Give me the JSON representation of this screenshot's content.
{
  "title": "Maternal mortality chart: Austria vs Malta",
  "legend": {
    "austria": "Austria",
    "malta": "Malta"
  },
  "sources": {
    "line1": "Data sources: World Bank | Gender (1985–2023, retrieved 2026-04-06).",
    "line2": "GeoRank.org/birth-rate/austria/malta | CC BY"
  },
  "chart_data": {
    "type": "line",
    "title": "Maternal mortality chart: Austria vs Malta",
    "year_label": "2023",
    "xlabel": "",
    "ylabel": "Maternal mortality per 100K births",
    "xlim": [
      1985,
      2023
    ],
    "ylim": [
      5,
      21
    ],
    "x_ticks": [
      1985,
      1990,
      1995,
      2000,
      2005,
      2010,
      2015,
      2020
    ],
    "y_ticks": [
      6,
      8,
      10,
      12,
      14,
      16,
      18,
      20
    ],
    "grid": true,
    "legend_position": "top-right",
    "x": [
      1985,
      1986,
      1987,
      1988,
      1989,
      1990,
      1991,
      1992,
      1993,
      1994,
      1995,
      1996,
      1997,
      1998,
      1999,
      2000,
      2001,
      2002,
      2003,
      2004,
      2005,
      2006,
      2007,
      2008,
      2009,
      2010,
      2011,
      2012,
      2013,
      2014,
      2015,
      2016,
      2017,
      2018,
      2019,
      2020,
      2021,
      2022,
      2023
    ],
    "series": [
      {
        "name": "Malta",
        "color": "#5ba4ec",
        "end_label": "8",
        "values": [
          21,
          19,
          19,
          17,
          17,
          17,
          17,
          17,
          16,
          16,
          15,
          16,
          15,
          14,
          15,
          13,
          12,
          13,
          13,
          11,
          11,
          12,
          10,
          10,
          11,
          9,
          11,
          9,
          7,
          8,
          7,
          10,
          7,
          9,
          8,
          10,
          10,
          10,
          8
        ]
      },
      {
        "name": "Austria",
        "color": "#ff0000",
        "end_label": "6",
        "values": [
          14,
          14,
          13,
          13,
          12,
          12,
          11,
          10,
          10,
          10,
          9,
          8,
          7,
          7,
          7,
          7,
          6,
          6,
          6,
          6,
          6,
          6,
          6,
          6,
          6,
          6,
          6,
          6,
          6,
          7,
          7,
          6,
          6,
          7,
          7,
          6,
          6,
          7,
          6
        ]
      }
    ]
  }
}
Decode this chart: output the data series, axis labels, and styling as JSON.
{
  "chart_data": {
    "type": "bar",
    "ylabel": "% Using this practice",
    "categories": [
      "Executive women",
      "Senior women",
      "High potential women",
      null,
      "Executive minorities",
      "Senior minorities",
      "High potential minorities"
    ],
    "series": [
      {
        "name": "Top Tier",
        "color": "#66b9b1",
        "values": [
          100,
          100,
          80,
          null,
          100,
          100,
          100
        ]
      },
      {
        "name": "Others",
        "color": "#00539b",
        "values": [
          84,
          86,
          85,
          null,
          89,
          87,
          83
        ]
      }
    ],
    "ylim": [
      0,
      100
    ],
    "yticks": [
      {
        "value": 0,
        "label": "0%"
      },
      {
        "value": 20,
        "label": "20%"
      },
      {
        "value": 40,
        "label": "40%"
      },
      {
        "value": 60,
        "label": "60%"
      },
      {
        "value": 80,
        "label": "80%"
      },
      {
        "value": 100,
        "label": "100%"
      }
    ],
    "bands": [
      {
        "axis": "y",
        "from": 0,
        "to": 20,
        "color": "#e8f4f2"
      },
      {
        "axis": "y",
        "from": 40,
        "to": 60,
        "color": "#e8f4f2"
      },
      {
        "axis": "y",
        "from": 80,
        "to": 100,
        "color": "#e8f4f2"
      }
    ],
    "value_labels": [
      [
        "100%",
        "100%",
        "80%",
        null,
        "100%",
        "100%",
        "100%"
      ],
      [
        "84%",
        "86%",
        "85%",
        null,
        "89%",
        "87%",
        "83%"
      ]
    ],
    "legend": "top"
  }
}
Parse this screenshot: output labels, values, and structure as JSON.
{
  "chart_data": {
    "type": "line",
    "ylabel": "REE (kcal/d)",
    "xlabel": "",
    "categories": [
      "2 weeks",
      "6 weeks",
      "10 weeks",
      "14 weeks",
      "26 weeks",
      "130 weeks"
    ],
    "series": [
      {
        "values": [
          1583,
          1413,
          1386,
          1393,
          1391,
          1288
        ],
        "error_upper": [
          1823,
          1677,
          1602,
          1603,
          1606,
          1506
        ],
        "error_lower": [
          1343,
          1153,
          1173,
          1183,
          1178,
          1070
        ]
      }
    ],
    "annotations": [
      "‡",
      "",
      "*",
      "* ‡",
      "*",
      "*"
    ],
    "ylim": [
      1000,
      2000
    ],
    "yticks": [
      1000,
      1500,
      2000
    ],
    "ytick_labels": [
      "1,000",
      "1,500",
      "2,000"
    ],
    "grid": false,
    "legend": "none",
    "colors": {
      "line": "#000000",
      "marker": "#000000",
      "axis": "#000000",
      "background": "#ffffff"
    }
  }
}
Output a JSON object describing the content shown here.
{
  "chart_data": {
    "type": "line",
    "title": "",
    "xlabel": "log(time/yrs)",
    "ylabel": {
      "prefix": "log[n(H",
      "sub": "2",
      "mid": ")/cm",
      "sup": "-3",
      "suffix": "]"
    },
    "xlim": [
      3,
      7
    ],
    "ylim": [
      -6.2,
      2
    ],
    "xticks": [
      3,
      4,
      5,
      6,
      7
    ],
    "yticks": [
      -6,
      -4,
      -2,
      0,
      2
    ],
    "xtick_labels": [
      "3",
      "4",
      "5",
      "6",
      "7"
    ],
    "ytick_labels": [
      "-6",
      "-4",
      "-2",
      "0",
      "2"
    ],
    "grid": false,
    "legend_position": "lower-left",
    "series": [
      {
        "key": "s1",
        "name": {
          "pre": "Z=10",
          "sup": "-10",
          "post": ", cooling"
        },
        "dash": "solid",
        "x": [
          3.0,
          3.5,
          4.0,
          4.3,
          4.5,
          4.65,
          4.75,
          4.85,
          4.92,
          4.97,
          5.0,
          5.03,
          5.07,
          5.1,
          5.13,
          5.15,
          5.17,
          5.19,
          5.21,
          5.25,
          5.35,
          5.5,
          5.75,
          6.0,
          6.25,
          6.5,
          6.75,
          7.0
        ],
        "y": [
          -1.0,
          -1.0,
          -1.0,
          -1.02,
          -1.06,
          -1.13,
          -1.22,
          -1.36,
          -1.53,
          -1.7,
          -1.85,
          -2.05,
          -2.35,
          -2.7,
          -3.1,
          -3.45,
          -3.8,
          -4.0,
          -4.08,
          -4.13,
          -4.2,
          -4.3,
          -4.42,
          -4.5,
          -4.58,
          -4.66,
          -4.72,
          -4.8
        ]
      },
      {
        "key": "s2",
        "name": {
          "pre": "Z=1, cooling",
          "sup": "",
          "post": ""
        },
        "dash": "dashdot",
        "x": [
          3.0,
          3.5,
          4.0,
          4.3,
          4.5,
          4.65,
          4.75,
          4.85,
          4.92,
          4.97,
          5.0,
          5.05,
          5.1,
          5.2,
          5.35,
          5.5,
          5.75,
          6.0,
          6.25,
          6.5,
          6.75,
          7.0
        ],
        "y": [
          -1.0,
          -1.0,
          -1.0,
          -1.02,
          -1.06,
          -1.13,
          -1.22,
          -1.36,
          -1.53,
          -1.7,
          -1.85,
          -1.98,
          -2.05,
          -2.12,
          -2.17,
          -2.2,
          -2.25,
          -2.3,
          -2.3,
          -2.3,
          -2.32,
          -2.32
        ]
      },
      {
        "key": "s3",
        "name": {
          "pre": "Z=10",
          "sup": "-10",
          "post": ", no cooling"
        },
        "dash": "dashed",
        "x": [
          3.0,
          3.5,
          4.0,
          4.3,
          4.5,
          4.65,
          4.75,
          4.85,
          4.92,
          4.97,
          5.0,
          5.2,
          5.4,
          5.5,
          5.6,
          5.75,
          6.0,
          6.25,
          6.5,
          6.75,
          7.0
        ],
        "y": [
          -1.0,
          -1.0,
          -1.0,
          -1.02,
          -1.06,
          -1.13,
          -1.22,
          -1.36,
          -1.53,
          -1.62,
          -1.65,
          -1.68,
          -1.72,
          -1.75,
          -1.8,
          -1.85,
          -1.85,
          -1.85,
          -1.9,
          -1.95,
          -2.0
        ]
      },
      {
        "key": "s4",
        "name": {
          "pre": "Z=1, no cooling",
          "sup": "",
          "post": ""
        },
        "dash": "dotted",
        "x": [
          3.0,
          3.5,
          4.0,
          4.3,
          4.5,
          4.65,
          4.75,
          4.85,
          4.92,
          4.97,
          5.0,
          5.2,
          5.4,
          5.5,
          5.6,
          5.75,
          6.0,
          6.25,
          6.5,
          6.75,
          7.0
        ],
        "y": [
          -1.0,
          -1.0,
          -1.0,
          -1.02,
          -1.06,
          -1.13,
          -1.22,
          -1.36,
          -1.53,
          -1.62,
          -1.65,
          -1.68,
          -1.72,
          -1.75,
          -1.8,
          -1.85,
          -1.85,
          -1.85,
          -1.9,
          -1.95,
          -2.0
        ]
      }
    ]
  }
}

*****

WHAT YOU NEED TO DO: Report every line in the data above in which the word "JSON" appears.

TASK RESULT:
Give me the JSON representation of this screenshot's content.
Decode this chart: output the data series, axis labels, and styling as JSON.
Parse this screenshot: output labels, values, and structure as JSON.
Output a JSON object describing the content shown here.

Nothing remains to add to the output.